*Request*.
Below are some records; reproduce every one of them exactly.

*Dataset entries*.

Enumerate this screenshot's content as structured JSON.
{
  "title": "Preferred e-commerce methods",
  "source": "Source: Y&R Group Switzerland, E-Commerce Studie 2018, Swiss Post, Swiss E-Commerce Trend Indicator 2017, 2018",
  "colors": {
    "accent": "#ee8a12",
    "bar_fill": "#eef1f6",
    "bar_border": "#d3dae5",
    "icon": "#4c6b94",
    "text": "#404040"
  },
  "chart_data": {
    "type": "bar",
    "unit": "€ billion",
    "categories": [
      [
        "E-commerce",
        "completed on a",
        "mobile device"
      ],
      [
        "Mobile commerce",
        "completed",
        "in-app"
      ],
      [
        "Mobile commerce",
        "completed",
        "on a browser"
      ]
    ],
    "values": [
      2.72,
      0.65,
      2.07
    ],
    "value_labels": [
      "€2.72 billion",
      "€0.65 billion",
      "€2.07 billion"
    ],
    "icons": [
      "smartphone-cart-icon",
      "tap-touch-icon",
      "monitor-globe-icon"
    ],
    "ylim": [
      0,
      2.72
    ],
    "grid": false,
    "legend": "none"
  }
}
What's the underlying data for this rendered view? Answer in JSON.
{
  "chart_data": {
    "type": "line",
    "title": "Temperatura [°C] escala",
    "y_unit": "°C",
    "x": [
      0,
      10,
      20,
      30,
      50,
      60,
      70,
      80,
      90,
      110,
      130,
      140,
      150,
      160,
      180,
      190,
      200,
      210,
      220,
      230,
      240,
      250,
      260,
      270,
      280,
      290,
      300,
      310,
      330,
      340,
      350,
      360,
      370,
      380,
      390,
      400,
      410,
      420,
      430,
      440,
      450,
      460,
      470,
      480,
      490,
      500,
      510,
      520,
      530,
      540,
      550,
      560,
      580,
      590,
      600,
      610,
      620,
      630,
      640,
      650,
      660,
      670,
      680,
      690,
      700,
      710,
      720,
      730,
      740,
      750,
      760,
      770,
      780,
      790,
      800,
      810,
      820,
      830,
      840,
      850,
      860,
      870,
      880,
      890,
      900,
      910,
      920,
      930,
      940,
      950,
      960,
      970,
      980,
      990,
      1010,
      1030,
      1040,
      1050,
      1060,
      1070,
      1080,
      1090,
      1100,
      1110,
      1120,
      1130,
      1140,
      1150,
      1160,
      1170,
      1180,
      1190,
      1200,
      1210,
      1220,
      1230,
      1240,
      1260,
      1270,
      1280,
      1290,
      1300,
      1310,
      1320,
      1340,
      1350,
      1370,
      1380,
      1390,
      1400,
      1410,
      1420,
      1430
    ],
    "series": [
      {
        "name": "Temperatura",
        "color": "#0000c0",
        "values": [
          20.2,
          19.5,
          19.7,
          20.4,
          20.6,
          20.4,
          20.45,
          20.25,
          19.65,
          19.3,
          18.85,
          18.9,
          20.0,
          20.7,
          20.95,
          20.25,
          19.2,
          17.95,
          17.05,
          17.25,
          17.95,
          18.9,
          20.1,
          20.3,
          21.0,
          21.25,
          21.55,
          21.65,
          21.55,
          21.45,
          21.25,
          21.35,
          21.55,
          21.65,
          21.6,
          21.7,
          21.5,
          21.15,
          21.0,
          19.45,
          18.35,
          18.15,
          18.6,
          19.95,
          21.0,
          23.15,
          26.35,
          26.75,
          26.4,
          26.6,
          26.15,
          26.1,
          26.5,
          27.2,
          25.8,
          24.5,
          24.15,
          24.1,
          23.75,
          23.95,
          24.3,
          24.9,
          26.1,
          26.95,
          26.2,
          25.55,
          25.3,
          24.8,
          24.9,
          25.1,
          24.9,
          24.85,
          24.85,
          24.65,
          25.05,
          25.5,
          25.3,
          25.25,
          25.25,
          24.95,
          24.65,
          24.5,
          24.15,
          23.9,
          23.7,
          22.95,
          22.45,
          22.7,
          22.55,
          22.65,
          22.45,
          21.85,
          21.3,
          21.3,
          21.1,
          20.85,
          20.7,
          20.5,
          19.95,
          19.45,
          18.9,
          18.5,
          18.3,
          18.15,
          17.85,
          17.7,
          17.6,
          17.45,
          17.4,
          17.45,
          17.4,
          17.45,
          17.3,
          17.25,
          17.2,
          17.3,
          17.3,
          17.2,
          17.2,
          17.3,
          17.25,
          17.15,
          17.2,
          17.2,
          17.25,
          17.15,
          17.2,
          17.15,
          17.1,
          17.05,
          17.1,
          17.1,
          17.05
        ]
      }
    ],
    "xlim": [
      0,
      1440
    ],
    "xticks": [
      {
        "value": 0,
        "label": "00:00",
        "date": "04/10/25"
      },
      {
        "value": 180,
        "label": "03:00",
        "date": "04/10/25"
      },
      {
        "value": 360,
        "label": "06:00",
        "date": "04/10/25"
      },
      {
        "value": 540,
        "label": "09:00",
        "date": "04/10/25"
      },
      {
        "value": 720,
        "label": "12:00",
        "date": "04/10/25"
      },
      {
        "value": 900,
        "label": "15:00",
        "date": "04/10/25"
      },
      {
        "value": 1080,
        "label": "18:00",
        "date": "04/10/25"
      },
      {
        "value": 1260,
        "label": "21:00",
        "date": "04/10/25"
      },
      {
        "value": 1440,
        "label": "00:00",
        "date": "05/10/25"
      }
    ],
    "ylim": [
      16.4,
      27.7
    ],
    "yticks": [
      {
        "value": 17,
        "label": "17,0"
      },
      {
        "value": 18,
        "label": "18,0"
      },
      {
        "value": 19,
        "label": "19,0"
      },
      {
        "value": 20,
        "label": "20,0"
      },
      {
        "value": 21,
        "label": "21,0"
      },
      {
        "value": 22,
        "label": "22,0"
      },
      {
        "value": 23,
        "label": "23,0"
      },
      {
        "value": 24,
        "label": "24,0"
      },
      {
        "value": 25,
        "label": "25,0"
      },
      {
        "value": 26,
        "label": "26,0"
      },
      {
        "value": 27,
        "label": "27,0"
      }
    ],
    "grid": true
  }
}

*Answer*.
Enumerate this screenshot's content as structured JSON.
{
  "title": "Preferred e-commerce methods",
  "source": "Source: Y&R Group Switzerland, E-Commerce Studie 2018, Swiss Post, Swiss E-Commerce Trend Indicator 2017, 2018",
  "colors": {
    "accent": "#ee8a12",
    "bar_fill": "#eef1f6",
    "bar_border": "#d3dae5",
    "icon": "#4c6b94",
    "text": "#404040"
  },
  "chart_data": {
    "type": "bar",
    "unit": "€ billion",
    "categories": [
      [
        "E-commerce",
        "completed on a",
        "mobile device"
      ],
      [
        "Mobile commerce",
        "completed",
        "in-app"
      ],
      [
        "Mobile commerce",
        "completed",
        "on a browser"
      ]
    ],
    "values": [
      2.72,
      0.65,
      2.07
    ],
    "value_labels": [
      "€2.72 billion",
      "€0.65 billion",
      "€2.07 billion"
    ],
    "icons": [
      "smartphone-cart-icon",
      "tap-touch-icon",
      "monitor-globe-icon"
    ],
    "ylim": [
      0,
      2.72
    ],
    "grid": false,
    "legend": "none"
  }
}
What's the underlying data for this rendered view? Answer in JSON.
{
  "chart_data": {
    "type": "line",
    "title": "Temperatura [°C] escala",
    "y_unit": "°C",
    "x": [
      0,
      10,
      20,
      30,
      50,
      60,
      70,
      80,
      90,
      110,
      130,
      140,
      150,
      160,
      180,
      190,
      200,
      210,
      220,
      230,
      240,
      250,
      260,
      270,
      280,
      290,
      300,
      310,
      330,
      340,
      350,
      360,
      370,
      380,
      390,
      400,
      410,
      420,
      430,
      440,
      450,
      460,
      470,
      480,
      490,
      500,
      510,
      520,
      530,
      540,
      550,
      560,
      580,
      590,
      600,
      610,
      620,
      630,
      640,
      650,
      660,
      670,
      680,
      690,
      700,
      710,
      720,
      730,
      740,
      750,
      760,
      770,
      780,
      790,
      800,
      810,
      820,
      830,
      840,
      850,
      860,
      870,
      880,
      890,
      900,
      910,
      920,
      930,
      940,
      950,
      960,
      970,
      980,
      990,
      1010,
      1030,
      1040,
      1050,
      1060,
      1070,
      1080,
      1090,
      1100,
      1110,
      1120,
      1130,
      1140,
      1150,
      1160,
      1170,
      1180,
      1190,
      1200,
      1210,
      1220,
      1230,
      1240,
      1260,
      1270,
      1280,
      1290,
      1300,
      1310,
      1320,
      1340,
      1350,
      1370,
      1380,
      1390,
      1400,
      1410,
      1420,
      1430
    ],
    "series": [
      {
        "name": "Temperatura",
        "color": "#0000c0",
        "values": [
          20.2,
          19.5,
          19.7,
          20.4,
          20.6,
          20.4,
          20.45,
          20.25,
          19.65,
          19.3,
          18.85,
          18.9,
          20.0,
          20.7,
          20.95,
          20.25,
          19.2,
          17.95,
          17.05,
          17.25,
          17.95,
          18.9,
          20.1,
          20.3,
          21.0,
          21.25,
          21.55,
          21.65,
          21.55,
          21.45,
          21.25,
          21.35,
          21.55,
          21.65,
          21.6,
          21.7,
          21.5,
          21.15,
          21.0,
          19.45,
          18.35,
          18.15,
          18.6,
          19.95,
          21.0,
          23.15,
          26.35,
          26.75,
          26.4,
          26.6,
          26.15,
          26.1,
          26.5,
          27.2,
          25.8,
          24.5,
          24.15,
          24.1,
          23.75,
          23.95,
          24.3,
          24.9,
          26.1,
          26.95,
          26.2,
          25.55,
          25.3,
          24.8,
          24.9,
          25.1,
          24.9,
          24.85,
          24.85,
          24.65,
          25.05,
          25.5,
          25.3,
          25.25,
          25.25,
          24.95,
          24.65,
          24.5,
          24.15,
          23.9,
          23.7,
          22.95,
          22.45,
          22.7,
          22.55,
          22.65,
          22.45,
          21.85,
          21.3,
          21.3,
          21.1,
          20.85,
          20.7,
          20.5,
          19.95,
          19.45,
          18.9,
          18.5,
          18.3,
          18.15,
          17.85,
          17.7,
          17.6,
          17.45,
          17.4,
          17.45,
          17.4,
          17.45,
          17.3,
          17.25,
          17.2,
          17.3,
          17.3,
          17.2,
          17.2,
          17.3,
          17.25,
          17.15,
          17.2,
          17.2,
          17.25,
          17.15,
          17.2,
          17.15,
          17.1,
          17.05,
          17.1,
          17.1,
          17.05
        ]
      }
    ],
    "xlim": [
      0,
      1440
    ],
    "xticks": [
      {
        "value": 0,
        "label": "00:00",
        "date": "04/10/25"
      },
      {
        "value": 180,
        "label": "03:00",
        "date": "04/10/25"
      },
      {
        "value": 360,
        "label": "06:00",
        "date": "04/10/25"
      },
      {
        "value": 540,
        "label": "09:00",
        "date": "04/10/25"
      },
      {
        "value": 720,
        "label": "12:00",
        "date": "04/10/25"
      },
      {
        "value": 900,
        "label": "15:00",
        "date": "04/10/25"
      },
      {
        "value": 1080,
        "label": "18:00",
        "date": "04/10/25"
      },
      {
        "value": 1260,
        "label": "21:00",
        "date": "04/10/25"
      },
      {
        "value": 1440,
        "label": "00:00",
        "date": "05/10/25"
      }
    ],
    "ylim": [
      16.4,
      27.7
    ],
    "yticks": [
      {
        "value": 17,
        "label": "17,0"
      },
      {
        "value": 18,
        "label": "18,0"
      },
      {
        "value": 19,
        "label": "19,0"
      },
      {
        "value": 20,
        "label": "20,0"
      },
      {
        "value": 21,
        "label": "21,0"
      },
      {
        "value": 22,
        "label": "22,0"
      },
      {
        "value": 23,
        "label": "23,0"
      },
      {
        "value": 24,
        "label": "24,0"
      },
      {
        "value": 25,
        "label": "25,0"
      },
      {
        "value": 26,
        "label": "26,0"
      },
      {
        "value": 27,
        "label": "27,0"
      }
    ],
    "grid": true
  }
}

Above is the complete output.